Examine the material below. Gather every line in which the string "need" appears.

──────────────────────────────

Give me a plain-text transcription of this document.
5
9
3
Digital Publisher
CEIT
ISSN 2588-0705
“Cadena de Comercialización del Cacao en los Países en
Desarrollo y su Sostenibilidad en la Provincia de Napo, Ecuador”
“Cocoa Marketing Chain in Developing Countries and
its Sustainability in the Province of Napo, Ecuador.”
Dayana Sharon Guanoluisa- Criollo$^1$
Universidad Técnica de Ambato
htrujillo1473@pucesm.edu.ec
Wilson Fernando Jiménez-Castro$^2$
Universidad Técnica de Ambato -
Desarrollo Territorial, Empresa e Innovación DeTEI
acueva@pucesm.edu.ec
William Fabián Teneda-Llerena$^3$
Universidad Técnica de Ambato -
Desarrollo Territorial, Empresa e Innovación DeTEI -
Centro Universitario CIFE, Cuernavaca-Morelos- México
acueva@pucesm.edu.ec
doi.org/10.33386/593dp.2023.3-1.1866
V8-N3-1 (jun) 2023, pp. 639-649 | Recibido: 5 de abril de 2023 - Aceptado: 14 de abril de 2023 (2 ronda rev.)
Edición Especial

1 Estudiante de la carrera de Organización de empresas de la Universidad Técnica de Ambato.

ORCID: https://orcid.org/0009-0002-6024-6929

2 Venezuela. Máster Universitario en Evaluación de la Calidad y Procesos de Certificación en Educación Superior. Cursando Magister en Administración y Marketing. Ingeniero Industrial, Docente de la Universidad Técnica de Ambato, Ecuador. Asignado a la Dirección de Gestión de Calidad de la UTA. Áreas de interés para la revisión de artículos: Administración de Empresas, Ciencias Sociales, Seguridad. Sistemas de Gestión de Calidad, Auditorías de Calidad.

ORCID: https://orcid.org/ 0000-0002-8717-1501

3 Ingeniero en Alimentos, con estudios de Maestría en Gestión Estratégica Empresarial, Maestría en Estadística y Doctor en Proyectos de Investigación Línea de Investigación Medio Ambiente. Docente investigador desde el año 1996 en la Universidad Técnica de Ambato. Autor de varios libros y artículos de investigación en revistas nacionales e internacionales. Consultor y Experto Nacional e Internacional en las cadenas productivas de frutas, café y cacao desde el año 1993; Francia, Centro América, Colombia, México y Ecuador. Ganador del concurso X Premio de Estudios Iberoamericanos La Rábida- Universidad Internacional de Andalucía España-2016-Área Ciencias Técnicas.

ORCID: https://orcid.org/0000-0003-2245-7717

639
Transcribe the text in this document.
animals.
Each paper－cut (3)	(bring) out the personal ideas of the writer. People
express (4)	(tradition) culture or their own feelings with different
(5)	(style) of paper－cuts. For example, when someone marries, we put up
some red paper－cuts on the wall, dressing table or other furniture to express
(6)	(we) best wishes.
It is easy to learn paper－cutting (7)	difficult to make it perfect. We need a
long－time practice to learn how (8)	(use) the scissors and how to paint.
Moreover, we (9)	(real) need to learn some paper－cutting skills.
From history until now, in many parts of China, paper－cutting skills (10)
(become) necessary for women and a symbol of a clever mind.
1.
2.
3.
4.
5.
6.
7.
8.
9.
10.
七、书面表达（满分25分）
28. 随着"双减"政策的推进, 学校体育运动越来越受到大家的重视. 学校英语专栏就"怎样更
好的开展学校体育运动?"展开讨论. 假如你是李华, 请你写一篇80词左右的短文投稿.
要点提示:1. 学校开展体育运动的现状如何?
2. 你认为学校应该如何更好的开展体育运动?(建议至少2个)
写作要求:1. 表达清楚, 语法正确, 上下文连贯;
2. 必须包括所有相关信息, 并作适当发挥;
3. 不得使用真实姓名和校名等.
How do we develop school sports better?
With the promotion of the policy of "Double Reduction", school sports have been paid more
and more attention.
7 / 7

──────────────────────────────

*Exercise solution*.
It is easy to learn paper－cutting (7)	difficult to make it perfect. We need a
Moreover, we (9)	(real) need to learn some paper－cutting skills.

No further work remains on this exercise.